Your task is to repeat all of the data exactly while excluding the pictures.

========================================

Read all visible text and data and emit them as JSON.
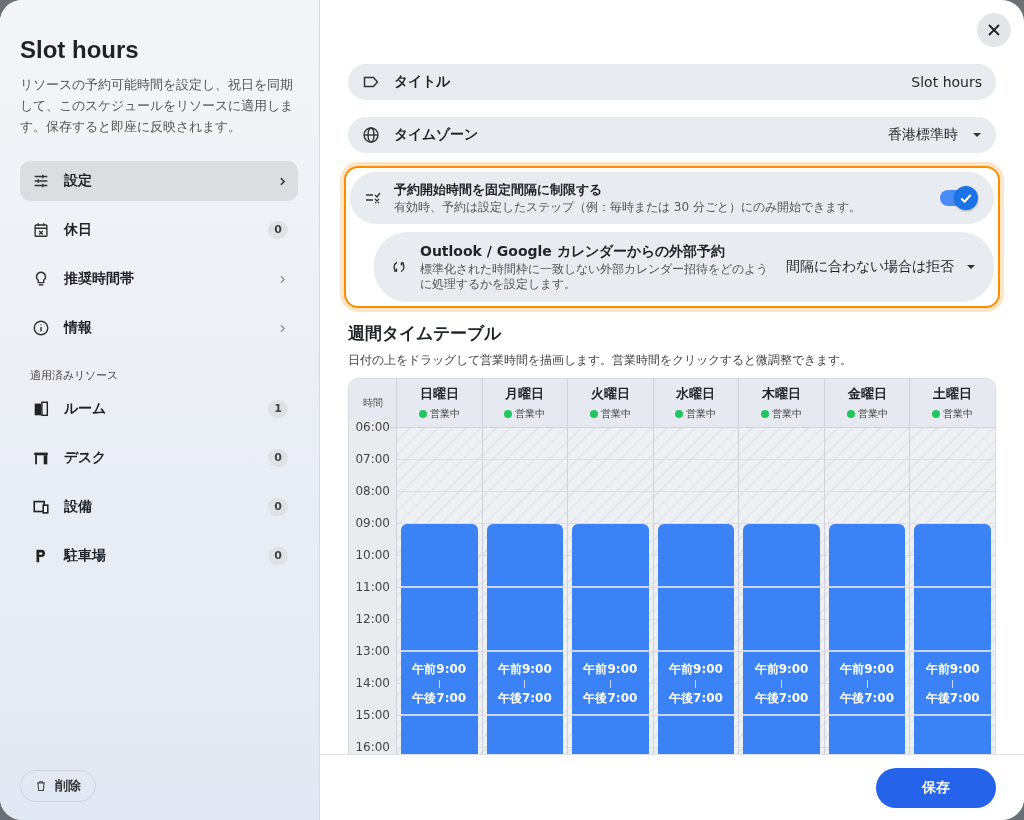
{
  "sidebar": {
    "title": "Slot hours",
    "description": "リソースの予約可能時間を設定し、祝日を同期して、このスケジュールをリソースに適用します。保存すると即座に反映されます。",
    "items": [
      {
        "kind": "settings",
        "label": "設定",
        "selected": true
      },
      {
        "kind": "holiday",
        "label": "休日",
        "count": "0",
        "selected": false
      },
      {
        "kind": "bulb",
        "label": "推奨時間帯",
        "selected": false
      },
      {
        "kind": "info",
        "label": "情報",
        "selected": false
      }
    ],
    "resources_heading": "適用済みリソース",
    "resources": [
      {
        "kind": "room",
        "label": "ルーム",
        "count": "1"
      },
      {
        "kind": "desk",
        "label": "デスク",
        "count": "0"
      },
      {
        "kind": "equipment",
        "label": "設備",
        "count": "0"
      },
      {
        "kind": "parking",
        "label": "駐車場",
        "count": "0"
      }
    ],
    "delete_button": "削除"
  },
  "form": {
    "title_field": {
      "label": "タイトル",
      "value": "Slot hours"
    },
    "timezone_field": {
      "label": "タイムゾーン",
      "value": "香港標準時"
    },
    "fixed_interval": {
      "label": "予約開始時間を固定間隔に制限する",
      "description": "有効時、予約は設定したステップ（例：毎時または 30 分ごと）にのみ開始できます。",
      "on": true
    },
    "external": {
      "label": "Outlook / Google カレンダーからの外部予約",
      "description": "標準化された時間枠に一致しない外部カレンダー招待をどのように処理するかを設定します。",
      "value": "間隔に合わない場合は拒否"
    }
  },
  "timetable": {
    "title": "週間タイムテーブル",
    "description": "日付の上をドラッグして営業時間を描画します。営業時間をクリックすると微調整できます。",
    "time_header": "時間",
    "times": [
      "06:00",
      "07:00",
      "08:00",
      "09:00",
      "10:00",
      "11:00",
      "12:00",
      "13:00",
      "14:00",
      "15:00",
      "16:00"
    ],
    "days": [
      {
        "name": "日曜日",
        "status": "営業中",
        "color": "#22c55e",
        "start": "午前9:00",
        "end": "午後7:00"
      },
      {
        "name": "月曜日",
        "status": "営業中",
        "color": "#22c55e",
        "start": "午前9:00",
        "end": "午後7:00"
      },
      {
        "name": "火曜日",
        "status": "営業中",
        "color": "#22c55e",
        "start": "午前9:00",
        "end": "午後7:00"
      },
      {
        "name": "水曜日",
        "status": "営業中",
        "color": "#22c55e",
        "start": "午前9:00",
        "end": "午後7:00"
      },
      {
        "name": "木曜日",
        "status": "営業中",
        "color": "#22c55e",
        "start": "午前9:00",
        "end": "午後7:00"
      },
      {
        "name": "金曜日",
        "status": "営業中",
        "color": "#22c55e",
        "start": "午前9:00",
        "end": "午後7:00"
      },
      {
        "name": "土曜日",
        "status": "営業中",
        "color": "#22c55e",
        "start": "午前9:00",
        "end": "午後7:00"
      }
    ]
  },
  "save_button": "保存"
}
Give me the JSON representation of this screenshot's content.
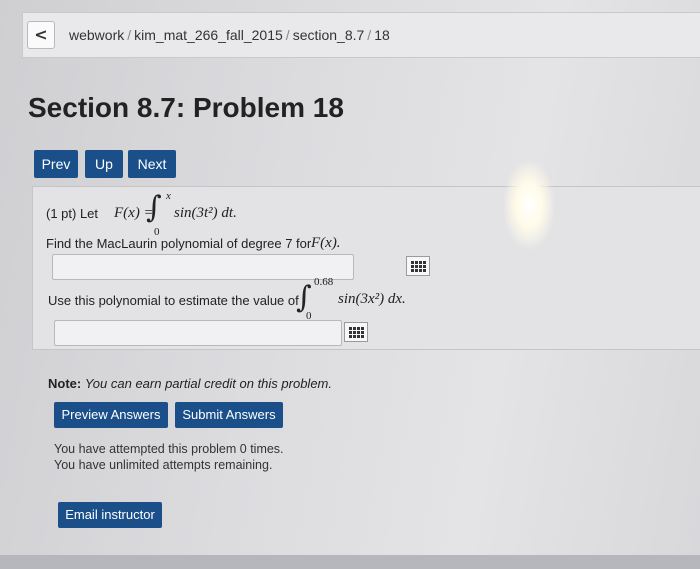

========================================

▶ _ANSWER TO THIS TASK_
Read all visible text and data and emit them as JSON.
{
  "sidebar": {
    "title": "Slot hours",
    "description": "リソースの予約可能時間を設定し、祝日を同期して、このスケジュールをリソースに適用します。保存すると即座に反映されます。",
    "items": [
      {
        "kind": "settings",
        "label": "設定",
        "selected": true
      },
      {
        "kind": "holiday",
        "label": "休日",
        "count": "0",
        "selected": false
      },
      {
        "kind": "bulb",
        "label": "推奨時間帯",
        "selected": false
      },
      {
        "kind": "info",
        "label": "情報",
        "selected": false
      }
    ],
    "resources_heading": "適用済みリソース",
    "resources": [
      {
        "kind": "room",
        "label": "ルーム",
        "count": "1"
      },
      {
        "kind": "desk",
        "label": "デスク",
        "count": "0"
      },
      {
        "kind": "equipment",
        "label": "設備",
        "count": "0"
      },
      {
        "kind": "parking",
        "label": "駐車場",
        "count": "0"
      }
    ],
    "delete_button": "削除"
  },
  "form": {
    "title_field": {
      "label": "タイトル",
      "value": "Slot hours"
    },
    "timezone_field": {
      "label": "タイムゾーン",
      "value": "香港標準時"
    },
    "fixed_interval": {
      "label": "予約開始時間を固定間隔に制限する",
      "description": "有効時、予約は設定したステップ（例：毎時または 30 分ごと）にのみ開始できます。",
      "on": true
    },
    "external": {
      "label": "Outlook / Google カレンダーからの外部予約",
      "description": "標準化された時間枠に一致しない外部カレンダー招待をどのように処理するかを設定します。",
      "value": "間隔に合わない場合は拒否"
    }
  },
  "timetable": {
    "title": "週間タイムテーブル",
    "description": "日付の上をドラッグして営業時間を描画します。営業時間をクリックすると微調整できます。",
    "time_header": "時間",
    "times": [
      "06:00",
      "07:00",
      "08:00",
      "09:00",
      "10:00",
      "11:00",
      "12:00",
      "13:00",
      "14:00",
      "15:00",
      "16:00"
    ],
    "days": [
      {
        "name": "日曜日",
        "status": "営業中",
        "color": "#22c55e",
        "start": "午前9:00",
        "end": "午後7:00"
      },
      {
        "name": "月曜日",
        "status": "営業中",
        "color": "#22c55e",
        "start": "午前9:00",
        "end": "午後7:00"
      },
      {
        "name": "火曜日",
        "status": "営業中",
        "color": "#22c55e",
        "start": "午前9:00",
        "end": "午後7:00"
      },
      {
        "name": "水曜日",
        "status": "営業中",
        "color": "#22c55e",
        "start": "午前9:00",
        "end": "午後7:00"
      },
      {
        "name": "木曜日",
        "status": "営業中",
        "color": "#22c55e",
        "start": "午前9:00",
        "end": "午後7:00"
      },
      {
        "name": "金曜日",
        "status": "営業中",
        "color": "#22c55e",
        "start": "午前9:00",
        "end": "午後7:00"
      },
      {
        "name": "土曜日",
        "status": "営業中",
        "color": "#22c55e",
        "start": "午前9:00",
        "end": "午後7:00"
      }
    ]
  },
  "save_button": "保存"
}
Give me the JSON representation of this screenshot's content.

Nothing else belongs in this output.